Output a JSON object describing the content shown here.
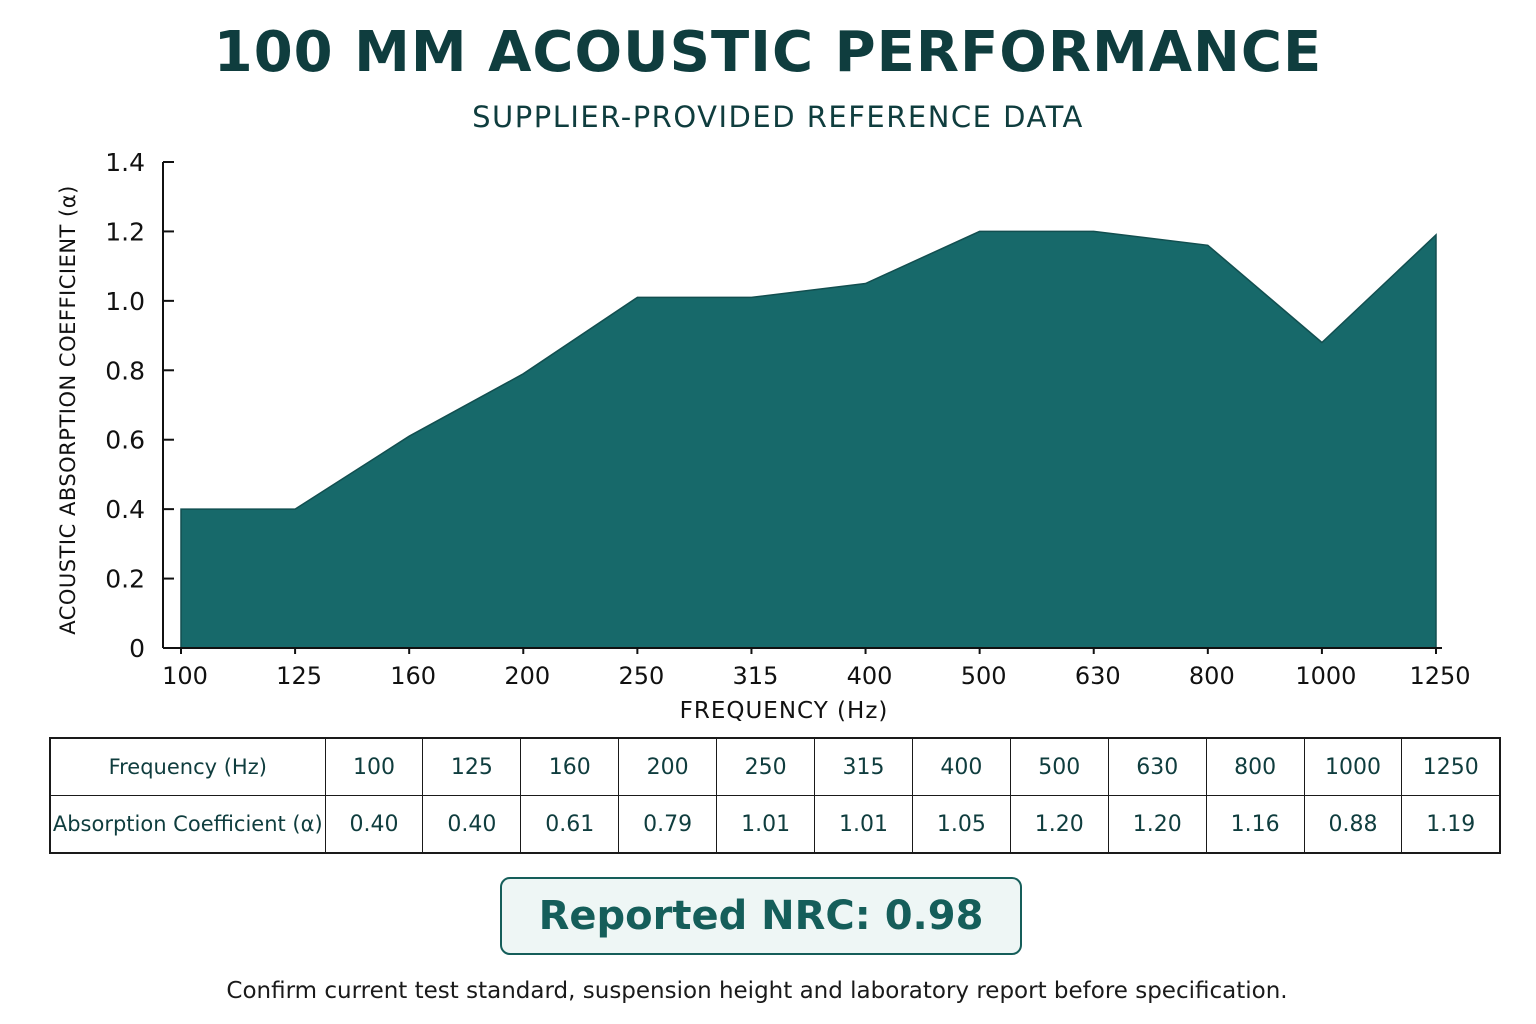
{
  "header": {
    "title": "100 MM ACOUSTIC PERFORMANCE",
    "subtitle": "SUPPLIER-PROVIDED REFERENCE DATA"
  },
  "chart_data": {
    "type": "area",
    "xlabel": "FREQUENCY (Hz)",
    "ylabel": "ACOUSTIC ABSORPTION COEFFICIENT (α)",
    "categories": [
      "100",
      "125",
      "160",
      "200",
      "250",
      "315",
      "400",
      "500",
      "630",
      "800",
      "1000",
      "1250"
    ],
    "values": [
      0.4,
      0.4,
      0.61,
      0.79,
      1.01,
      1.01,
      1.05,
      1.2,
      1.2,
      1.16,
      0.88,
      1.19
    ],
    "ylim": [
      0,
      1.4
    ],
    "y_ticks": [
      "0",
      "0.2",
      "0.4",
      "0.6",
      "0.8",
      "1.0",
      "1.2",
      "1.4"
    ],
    "grid": false,
    "fill_color": "#17696a"
  },
  "table": {
    "row_headers": [
      "Frequency (Hz)",
      "Absorption Coefficient (α)"
    ],
    "frequencies": [
      "100",
      "125",
      "160",
      "200",
      "250",
      "315",
      "400",
      "500",
      "630",
      "800",
      "1000",
      "1250"
    ],
    "coefficients": [
      "0.40",
      "0.40",
      "0.61",
      "0.79",
      "1.01",
      "1.01",
      "1.05",
      "1.20",
      "1.20",
      "1.16",
      "0.88",
      "1.19"
    ]
  },
  "nrc": {
    "label": "Reported NRC: 0.98"
  },
  "footnote": "Confirm current test standard, suspension height and laboratory report before specification.",
  "colors": {
    "title": "#0f3d3e",
    "area": "#17696a",
    "accent": "#155e5a"
  }
}
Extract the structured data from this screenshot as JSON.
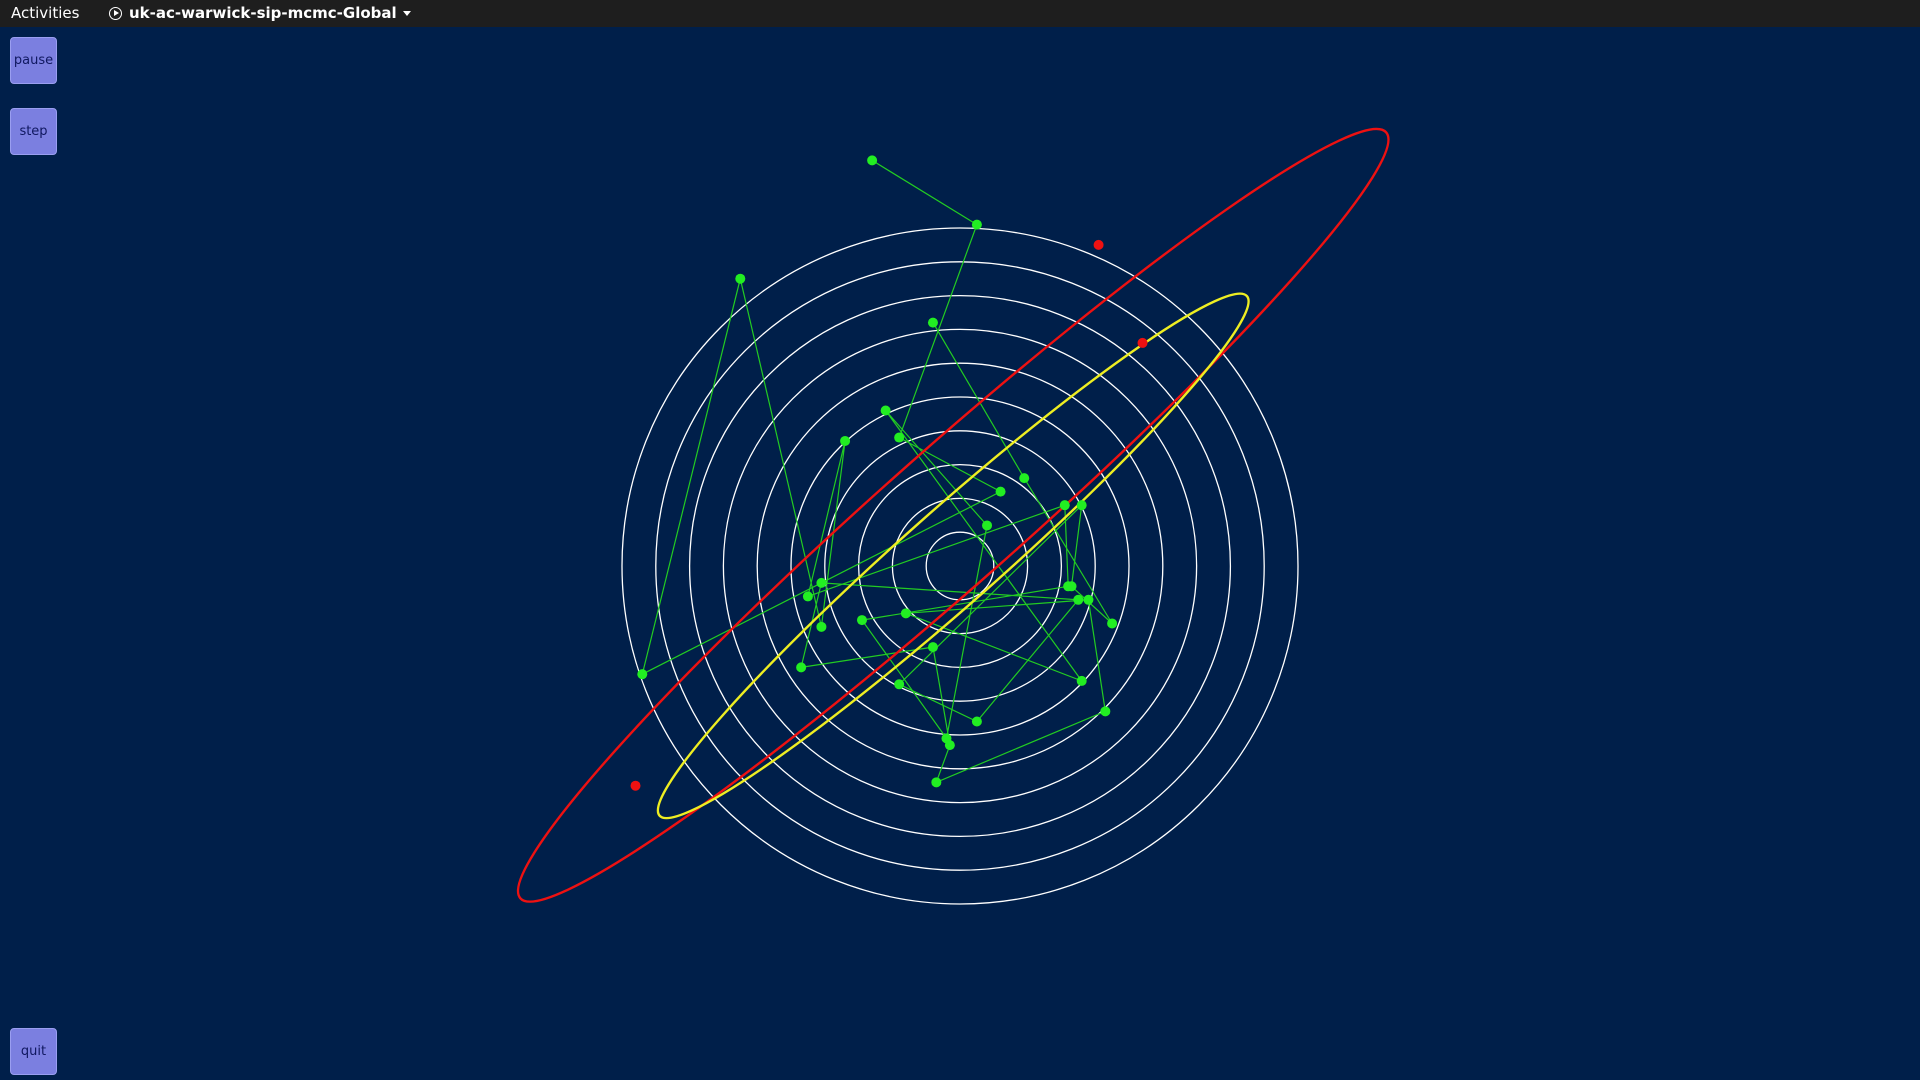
■ ■ ■
Filter the listing above by the word "JSON"; copy each line that passes.

Output a JSON object describing the content shown here.
Extract the structured data from this screenshot as JSON.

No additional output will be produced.